■ Stated task: Extract the text of each entry below exactly, leaving every image behind.

Entries with figure data:
* * * * * * *

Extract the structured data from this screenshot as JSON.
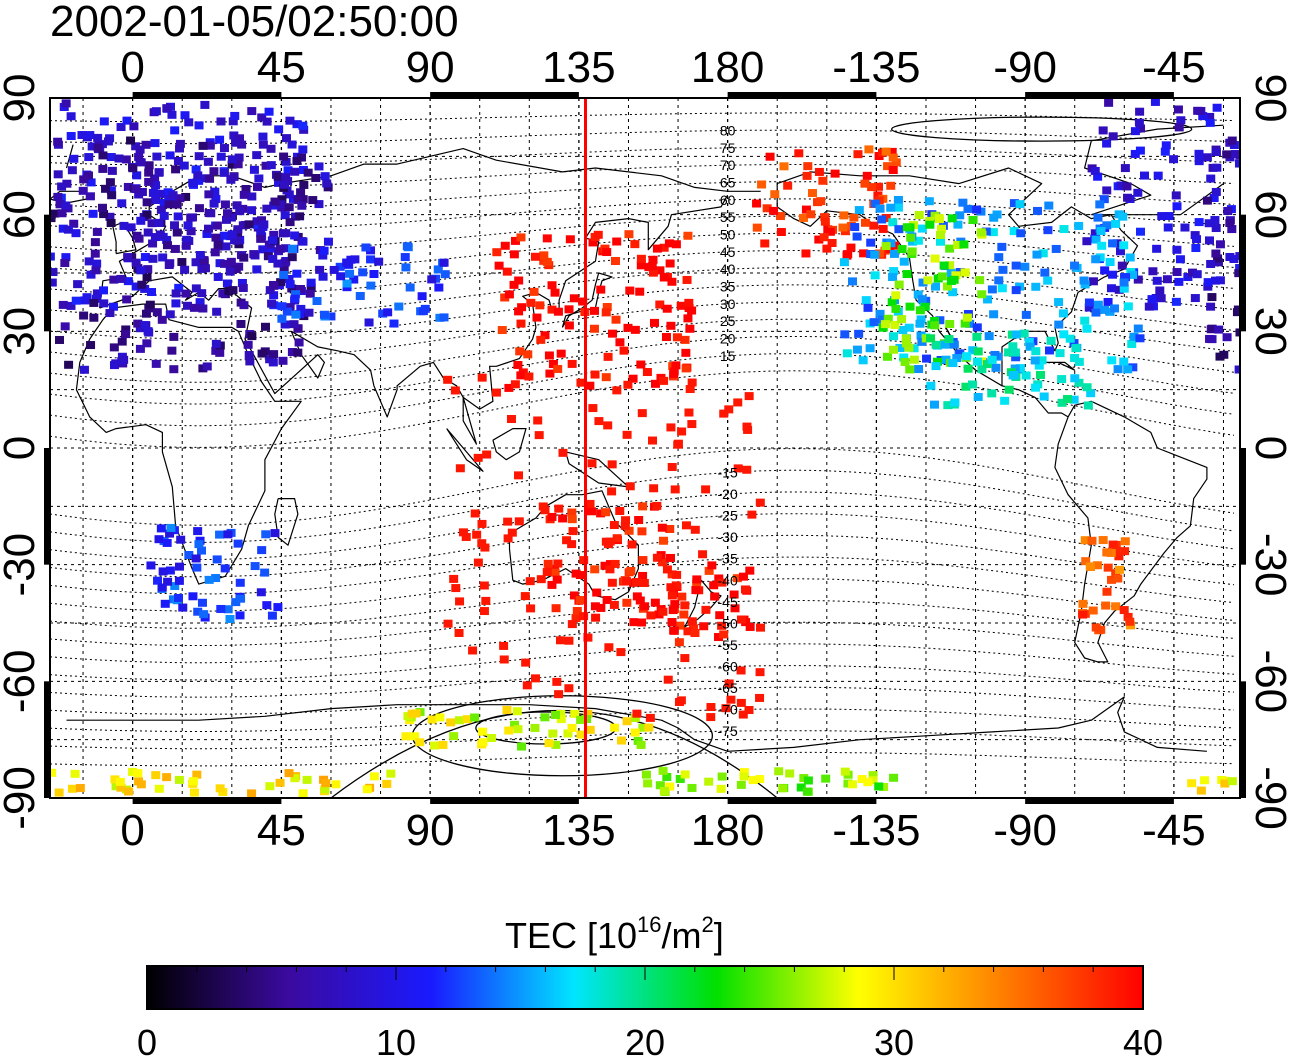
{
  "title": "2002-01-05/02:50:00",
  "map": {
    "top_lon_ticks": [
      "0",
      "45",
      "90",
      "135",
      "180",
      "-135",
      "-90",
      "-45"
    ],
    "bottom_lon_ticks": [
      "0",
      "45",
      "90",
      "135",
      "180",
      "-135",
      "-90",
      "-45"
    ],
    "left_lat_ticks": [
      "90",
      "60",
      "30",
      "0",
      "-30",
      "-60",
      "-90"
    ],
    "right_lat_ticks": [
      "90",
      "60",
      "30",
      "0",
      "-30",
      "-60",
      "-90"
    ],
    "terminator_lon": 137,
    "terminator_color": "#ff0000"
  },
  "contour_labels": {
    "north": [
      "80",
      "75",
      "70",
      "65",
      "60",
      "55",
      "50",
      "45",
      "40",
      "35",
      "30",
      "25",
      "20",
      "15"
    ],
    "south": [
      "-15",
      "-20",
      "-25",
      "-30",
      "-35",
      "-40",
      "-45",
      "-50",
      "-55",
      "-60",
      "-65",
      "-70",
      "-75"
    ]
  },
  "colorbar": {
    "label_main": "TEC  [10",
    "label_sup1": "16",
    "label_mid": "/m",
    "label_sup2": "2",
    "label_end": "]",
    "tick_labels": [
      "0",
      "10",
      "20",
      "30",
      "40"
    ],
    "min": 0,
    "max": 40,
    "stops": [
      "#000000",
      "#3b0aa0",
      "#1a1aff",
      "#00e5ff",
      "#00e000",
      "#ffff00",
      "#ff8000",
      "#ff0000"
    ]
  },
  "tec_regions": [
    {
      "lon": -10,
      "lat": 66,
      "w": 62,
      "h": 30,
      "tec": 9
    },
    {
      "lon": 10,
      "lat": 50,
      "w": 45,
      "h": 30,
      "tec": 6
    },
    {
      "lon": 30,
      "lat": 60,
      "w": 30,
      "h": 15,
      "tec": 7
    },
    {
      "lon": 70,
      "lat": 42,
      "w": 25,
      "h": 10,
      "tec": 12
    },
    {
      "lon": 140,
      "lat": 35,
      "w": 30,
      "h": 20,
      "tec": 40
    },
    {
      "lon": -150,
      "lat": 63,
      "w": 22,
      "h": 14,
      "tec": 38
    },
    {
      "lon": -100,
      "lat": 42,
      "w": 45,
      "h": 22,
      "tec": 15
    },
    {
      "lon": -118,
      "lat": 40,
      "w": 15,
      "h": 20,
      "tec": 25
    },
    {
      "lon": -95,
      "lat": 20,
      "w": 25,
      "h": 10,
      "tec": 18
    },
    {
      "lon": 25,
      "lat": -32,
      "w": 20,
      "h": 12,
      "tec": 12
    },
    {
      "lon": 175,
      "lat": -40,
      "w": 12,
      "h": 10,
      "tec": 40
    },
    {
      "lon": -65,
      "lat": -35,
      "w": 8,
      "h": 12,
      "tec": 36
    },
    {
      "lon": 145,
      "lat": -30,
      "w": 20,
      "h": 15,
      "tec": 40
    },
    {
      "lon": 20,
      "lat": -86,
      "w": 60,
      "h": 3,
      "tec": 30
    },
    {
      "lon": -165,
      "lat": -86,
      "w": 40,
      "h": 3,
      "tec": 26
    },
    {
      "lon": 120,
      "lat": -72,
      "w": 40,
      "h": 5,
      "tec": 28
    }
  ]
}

* * * * * * *

■ Answer to the task:
Extract the structured data from this screenshot as JSON.
{
  "title": "2002-01-05/02:50:00",
  "map": {
    "top_lon_ticks": [
      "0",
      "45",
      "90",
      "135",
      "180",
      "-135",
      "-90",
      "-45"
    ],
    "bottom_lon_ticks": [
      "0",
      "45",
      "90",
      "135",
      "180",
      "-135",
      "-90",
      "-45"
    ],
    "left_lat_ticks": [
      "90",
      "60",
      "30",
      "0",
      "-30",
      "-60",
      "-90"
    ],
    "right_lat_ticks": [
      "90",
      "60",
      "30",
      "0",
      "-30",
      "-60",
      "-90"
    ],
    "terminator_lon": 137,
    "terminator_color": "#ff0000"
  },
  "contour_labels": {
    "north": [
      "80",
      "75",
      "70",
      "65",
      "60",
      "55",
      "50",
      "45",
      "40",
      "35",
      "30",
      "25",
      "20",
      "15"
    ],
    "south": [
      "-15",
      "-20",
      "-25",
      "-30",
      "-35",
      "-40",
      "-45",
      "-50",
      "-55",
      "-60",
      "-65",
      "-70",
      "-75"
    ]
  },
  "colorbar": {
    "label_main": "TEC  [10",
    "label_sup1": "16",
    "label_mid": "/m",
    "label_sup2": "2",
    "label_end": "]",
    "tick_labels": [
      "0",
      "10",
      "20",
      "30",
      "40"
    ],
    "min": 0,
    "max": 40,
    "stops": [
      "#000000",
      "#3b0aa0",
      "#1a1aff",
      "#00e5ff",
      "#00e000",
      "#ffff00",
      "#ff8000",
      "#ff0000"
    ]
  },
  "tec_regions": [
    {
      "lon": -10,
      "lat": 66,
      "w": 62,
      "h": 30,
      "tec": 9
    },
    {
      "lon": 10,
      "lat": 50,
      "w": 45,
      "h": 30,
      "tec": 6
    },
    {
      "lon": 30,
      "lat": 60,
      "w": 30,
      "h": 15,
      "tec": 7
    },
    {
      "lon": 70,
      "lat": 42,
      "w": 25,
      "h": 10,
      "tec": 12
    },
    {
      "lon": 140,
      "lat": 35,
      "w": 30,
      "h": 20,
      "tec": 40
    },
    {
      "lon": -150,
      "lat": 63,
      "w": 22,
      "h": 14,
      "tec": 38
    },
    {
      "lon": -100,
      "lat": 42,
      "w": 45,
      "h": 22,
      "tec": 15
    },
    {
      "lon": -118,
      "lat": 40,
      "w": 15,
      "h": 20,
      "tec": 25
    },
    {
      "lon": -95,
      "lat": 20,
      "w": 25,
      "h": 10,
      "tec": 18
    },
    {
      "lon": 25,
      "lat": -32,
      "w": 20,
      "h": 12,
      "tec": 12
    },
    {
      "lon": 175,
      "lat": -40,
      "w": 12,
      "h": 10,
      "tec": 40
    },
    {
      "lon": -65,
      "lat": -35,
      "w": 8,
      "h": 12,
      "tec": 36
    },
    {
      "lon": 145,
      "lat": -30,
      "w": 20,
      "h": 15,
      "tec": 40
    },
    {
      "lon": 20,
      "lat": -86,
      "w": 60,
      "h": 3,
      "tec": 30
    },
    {
      "lon": -165,
      "lat": -86,
      "w": 40,
      "h": 3,
      "tec": 26
    },
    {
      "lon": 120,
      "lat": -72,
      "w": 40,
      "h": 5,
      "tec": 28
    }
  ]
}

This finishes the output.